• [What you should do]
Your task is to copy every line of this material exactly.

[Stored data entries]

○ ○ ○ ○

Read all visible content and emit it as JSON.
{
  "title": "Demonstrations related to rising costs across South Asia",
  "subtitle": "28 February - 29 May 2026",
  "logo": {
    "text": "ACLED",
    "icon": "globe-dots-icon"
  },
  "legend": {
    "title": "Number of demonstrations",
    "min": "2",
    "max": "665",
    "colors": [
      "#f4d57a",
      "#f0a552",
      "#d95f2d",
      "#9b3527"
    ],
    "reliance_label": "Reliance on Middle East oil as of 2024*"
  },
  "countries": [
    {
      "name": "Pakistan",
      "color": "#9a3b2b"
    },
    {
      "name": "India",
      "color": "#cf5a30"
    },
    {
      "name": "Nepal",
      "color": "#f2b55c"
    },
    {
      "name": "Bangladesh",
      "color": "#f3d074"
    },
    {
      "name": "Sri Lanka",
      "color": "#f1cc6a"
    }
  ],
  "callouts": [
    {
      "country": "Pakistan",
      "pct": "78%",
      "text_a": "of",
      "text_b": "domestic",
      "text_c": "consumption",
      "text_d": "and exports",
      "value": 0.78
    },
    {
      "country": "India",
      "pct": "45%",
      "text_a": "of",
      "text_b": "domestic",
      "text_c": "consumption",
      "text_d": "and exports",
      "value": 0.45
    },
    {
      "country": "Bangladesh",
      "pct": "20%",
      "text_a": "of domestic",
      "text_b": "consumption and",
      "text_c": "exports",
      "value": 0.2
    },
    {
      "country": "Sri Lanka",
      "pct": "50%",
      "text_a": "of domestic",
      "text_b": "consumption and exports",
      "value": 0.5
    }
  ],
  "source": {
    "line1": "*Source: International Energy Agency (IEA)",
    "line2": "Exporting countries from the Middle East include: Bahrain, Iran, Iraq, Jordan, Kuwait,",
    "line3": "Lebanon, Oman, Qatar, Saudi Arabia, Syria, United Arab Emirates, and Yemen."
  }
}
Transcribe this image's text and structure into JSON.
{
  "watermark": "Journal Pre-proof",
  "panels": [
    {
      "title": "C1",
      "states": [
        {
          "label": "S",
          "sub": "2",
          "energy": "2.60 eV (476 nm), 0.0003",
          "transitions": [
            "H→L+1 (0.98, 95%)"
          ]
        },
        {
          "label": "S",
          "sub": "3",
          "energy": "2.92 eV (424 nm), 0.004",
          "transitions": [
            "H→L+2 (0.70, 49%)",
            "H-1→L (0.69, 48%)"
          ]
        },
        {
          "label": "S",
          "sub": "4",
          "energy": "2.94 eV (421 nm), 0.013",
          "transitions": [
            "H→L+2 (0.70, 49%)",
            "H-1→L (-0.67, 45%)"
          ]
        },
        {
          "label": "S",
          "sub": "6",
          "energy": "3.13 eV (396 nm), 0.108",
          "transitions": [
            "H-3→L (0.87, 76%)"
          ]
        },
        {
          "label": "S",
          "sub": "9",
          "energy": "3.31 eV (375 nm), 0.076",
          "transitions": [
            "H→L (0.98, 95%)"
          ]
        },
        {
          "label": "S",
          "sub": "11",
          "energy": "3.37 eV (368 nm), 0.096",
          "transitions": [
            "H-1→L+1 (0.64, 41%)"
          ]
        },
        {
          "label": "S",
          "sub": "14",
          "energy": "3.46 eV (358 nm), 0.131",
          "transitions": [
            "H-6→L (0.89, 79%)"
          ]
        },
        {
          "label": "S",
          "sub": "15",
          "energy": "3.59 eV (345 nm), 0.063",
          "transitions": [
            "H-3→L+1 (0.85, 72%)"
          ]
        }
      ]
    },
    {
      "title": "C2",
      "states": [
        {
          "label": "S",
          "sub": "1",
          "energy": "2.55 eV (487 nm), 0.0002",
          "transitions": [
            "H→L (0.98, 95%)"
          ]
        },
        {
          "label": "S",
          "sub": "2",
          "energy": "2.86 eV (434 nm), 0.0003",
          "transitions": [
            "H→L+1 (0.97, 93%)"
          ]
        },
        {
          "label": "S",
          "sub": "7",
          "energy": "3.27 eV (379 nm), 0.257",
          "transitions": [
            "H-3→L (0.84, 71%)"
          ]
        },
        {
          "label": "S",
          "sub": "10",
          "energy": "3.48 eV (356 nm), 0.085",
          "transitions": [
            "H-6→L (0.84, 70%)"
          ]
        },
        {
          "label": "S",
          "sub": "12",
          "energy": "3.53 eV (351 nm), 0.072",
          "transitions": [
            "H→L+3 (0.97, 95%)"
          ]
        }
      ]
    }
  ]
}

○ ○ ○ ○

• [Final result]
Read all visible content and emit it as JSON.
{
  "title": "Demonstrations related to rising costs across South Asia",
  "subtitle": "28 February - 29 May 2026",
  "logo": {
    "text": "ACLED",
    "icon": "globe-dots-icon"
  },
  "legend": {
    "title": "Number of demonstrations",
    "min": "2",
    "max": "665",
    "colors": [
      "#f4d57a",
      "#f0a552",
      "#d95f2d",
      "#9b3527"
    ],
    "reliance_label": "Reliance on Middle East oil as of 2024*"
  },
  "countries": [
    {
      "name": "Pakistan",
      "color": "#9a3b2b"
    },
    {
      "name": "India",
      "color": "#cf5a30"
    },
    {
      "name": "Nepal",
      "color": "#f2b55c"
    },
    {
      "name": "Bangladesh",
      "color": "#f3d074"
    },
    {
      "name": "Sri Lanka",
      "color": "#f1cc6a"
    }
  ],
  "callouts": [
    {
      "country": "Pakistan",
      "pct": "78%",
      "text_a": "of",
      "text_b": "domestic",
      "text_c": "consumption",
      "text_d": "and exports",
      "value": 0.78
    },
    {
      "country": "India",
      "pct": "45%",
      "text_a": "of",
      "text_b": "domestic",
      "text_c": "consumption",
      "text_d": "and exports",
      "value": 0.45
    },
    {
      "country": "Bangladesh",
      "pct": "20%",
      "text_a": "of domestic",
      "text_b": "consumption and",
      "text_c": "exports",
      "value": 0.2
    },
    {
      "country": "Sri Lanka",
      "pct": "50%",
      "text_a": "of domestic",
      "text_b": "consumption and exports",
      "value": 0.5
    }
  ],
  "source": {
    "line1": "*Source: International Energy Agency (IEA)",
    "line2": "Exporting countries from the Middle East include: Bahrain, Iran, Iraq, Jordan, Kuwait,",
    "line3": "Lebanon, Oman, Qatar, Saudi Arabia, Syria, United Arab Emirates, and Yemen."
  }
}
Transcribe this image's text and structure into JSON.
{
  "watermark": "Journal Pre-proof",
  "panels": [
    {
      "title": "C1",
      "states": [
        {
          "label": "S",
          "sub": "2",
          "energy": "2.60 eV (476 nm), 0.0003",
          "transitions": [
            "H→L+1 (0.98, 95%)"
          ]
        },
        {
          "label": "S",
          "sub": "3",
          "energy": "2.92 eV (424 nm), 0.004",
          "transitions": [
            "H→L+2 (0.70, 49%)",
            "H-1→L (0.69, 48%)"
          ]
        },
        {
          "label": "S",
          "sub": "4",
          "energy": "2.94 eV (421 nm), 0.013",
          "transitions": [
            "H→L+2 (0.70, 49%)",
            "H-1→L (-0.67, 45%)"
          ]
        },
        {
          "label": "S",
          "sub": "6",
          "energy": "3.13 eV (396 nm), 0.108",
          "transitions": [
            "H-3→L (0.87, 76%)"
          ]
        },
        {
          "label": "S",
          "sub": "9",
          "energy": "3.31 eV (375 nm), 0.076",
          "transitions": [
            "H→L (0.98, 95%)"
          ]
        },
        {
          "label": "S",
          "sub": "11",
          "energy": "3.37 eV (368 nm), 0.096",
          "transitions": [
            "H-1→L+1 (0.64, 41%)"
          ]
        },
        {
          "label": "S",
          "sub": "14",
          "energy": "3.46 eV (358 nm), 0.131",
          "transitions": [
            "H-6→L (0.89, 79%)"
          ]
        },
        {
          "label": "S",
          "sub": "15",
          "energy": "3.59 eV (345 nm), 0.063",
          "transitions": [
            "H-3→L+1 (0.85, 72%)"
          ]
        }
      ]
    },
    {
      "title": "C2",
      "states": [
        {
          "label": "S",
          "sub": "1",
          "energy": "2.55 eV (487 nm), 0.0002",
          "transitions": [
            "H→L (0.98, 95%)"
          ]
        },
        {
          "label": "S",
          "sub": "2",
          "energy": "2.86 eV (434 nm), 0.0003",
          "transitions": [
            "H→L+1 (0.97, 93%)"
          ]
        },
        {
          "label": "S",
          "sub": "7",
          "energy": "3.27 eV (379 nm), 0.257",
          "transitions": [
            "H-3→L (0.84, 71%)"
          ]
        },
        {
          "label": "S",
          "sub": "10",
          "energy": "3.48 eV (356 nm), 0.085",
          "transitions": [
            "H-6→L (0.84, 70%)"
          ]
        },
        {
          "label": "S",
          "sub": "12",
          "energy": "3.53 eV (351 nm), 0.072",
          "transitions": [
            "H→L+3 (0.97, 95%)"
          ]
        }
      ]
    }
  ]
}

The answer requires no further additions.